Tasks to perform =>
1. In the summary of 1950 in British music, who conducted the UK premiere of Britten's Spring Symphony?
2. Do these statements agree with the summary of 1950 in British music? (a) Hymnus Paradisi was written in 1950. (b) Alan Lomax left for his tour of Europe on 24 September. (c) Bill Le Sage played trumpet in the Dankworth Seven.
3. Carry on the summary of 1950 in British music from the point where it stops.

Page text =>
• • •

= 1950 in British music =

This is a summary of 1950 in music in the United Kingdom.

==Events==
- 9 March – UK premiere of Britten's Spring Symphony at the Royal Albert Hall, London, conducted by Eduard van Beinum.
- September – Herbert Howells' Hymnus Paradisi receives its première at the Three Choirs Festival; the work had been written in 1938, shortly after the death of the composer's young son.
- 24 September – US musicologist Alan Lomax leaves for a tour of Europe, in the course of which he collects folk music from all over the UK, broadcasts on the BBC, and works with folklorists Peter Douglas Kennedy, Hamish Henderson, and Séamus Ennis, recording among others, Margaret Barry and the songs in Irish of Elizabeth Cronin; Scots ballad singer Jeannie Robertson; and Harry Cox of Norfolk.
- Jazz musician John Dankworth forms the Dankworth Seven, with Jimmy Deuchar (trumpet), Eddie Harvey (trombone), Don Rendell (tenor sax), Bill Le Sage (piano), Eric Dawson (bass) and Tony Kinsey (drums).

• • •

Document layout detection data =>
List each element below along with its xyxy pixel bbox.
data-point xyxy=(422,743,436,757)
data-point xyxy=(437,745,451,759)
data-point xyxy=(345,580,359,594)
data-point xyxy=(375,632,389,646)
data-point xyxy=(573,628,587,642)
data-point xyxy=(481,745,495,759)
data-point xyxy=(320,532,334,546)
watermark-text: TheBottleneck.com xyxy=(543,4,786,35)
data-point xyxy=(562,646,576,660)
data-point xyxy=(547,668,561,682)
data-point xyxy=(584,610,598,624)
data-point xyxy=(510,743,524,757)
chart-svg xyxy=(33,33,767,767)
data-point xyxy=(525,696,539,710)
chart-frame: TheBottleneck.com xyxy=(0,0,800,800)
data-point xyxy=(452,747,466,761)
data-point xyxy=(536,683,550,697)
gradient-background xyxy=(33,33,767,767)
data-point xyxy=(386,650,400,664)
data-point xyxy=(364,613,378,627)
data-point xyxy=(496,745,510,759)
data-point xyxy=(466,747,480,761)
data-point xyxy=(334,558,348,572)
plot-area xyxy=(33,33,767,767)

• • •

Task results =>
1. Eduard van Beinum

2.
(a) No: "the work had been written in 1938"
(b) Yes: "24 September – US musicologist Alan Lomax leaves for a tour of Europe"
(c) No: "Jimmy Deuchar (trumpet)" and "Bill Le Sage (piano)"

3.
- Gracie Fields' radio show transfers from the BBC to Radio Luxembourg, where it is sponsored by Wisk soap powder.
- Pianist Moura Lympany divorces her husband Colin Defries.
- Harrison & Harrison begin work on a 7,866 pipe organ destined for the Royal Festival Hall, working to a design by Ralph Downes.

==Classical music: new works==
- Malcolm Arnold – English Dances for orchestra, op. 27
- Benjamin Britten – Lachrymae
- Arnold Cooke – Trio for Violin, Viola and Cello
- Vivian Ellis – Alpine Pastures
- Arwel Hughes – Dewi Sant (Saint David) (oratorio)
- Humphrey Searle – Poem for 22 Strings
- William Walton – 2 Pieces for violin and piano
- Grace Williams – Three Traditional Ballads
- W. S. Gwynn Williams – Breuddwyd Glyndwr

==Opera==
- Hugo Cole – Asses' Ears
- Lawrance Collingwood – The Death of Tintagiles
- Norman Demuth – The Oresteia
- Brian Easdale – The Corn King (written in 1935)
- Berthold Goldschmidt – Beatrice Cenci
- Inglis Gundry – The Horses of the Dawn (not performed)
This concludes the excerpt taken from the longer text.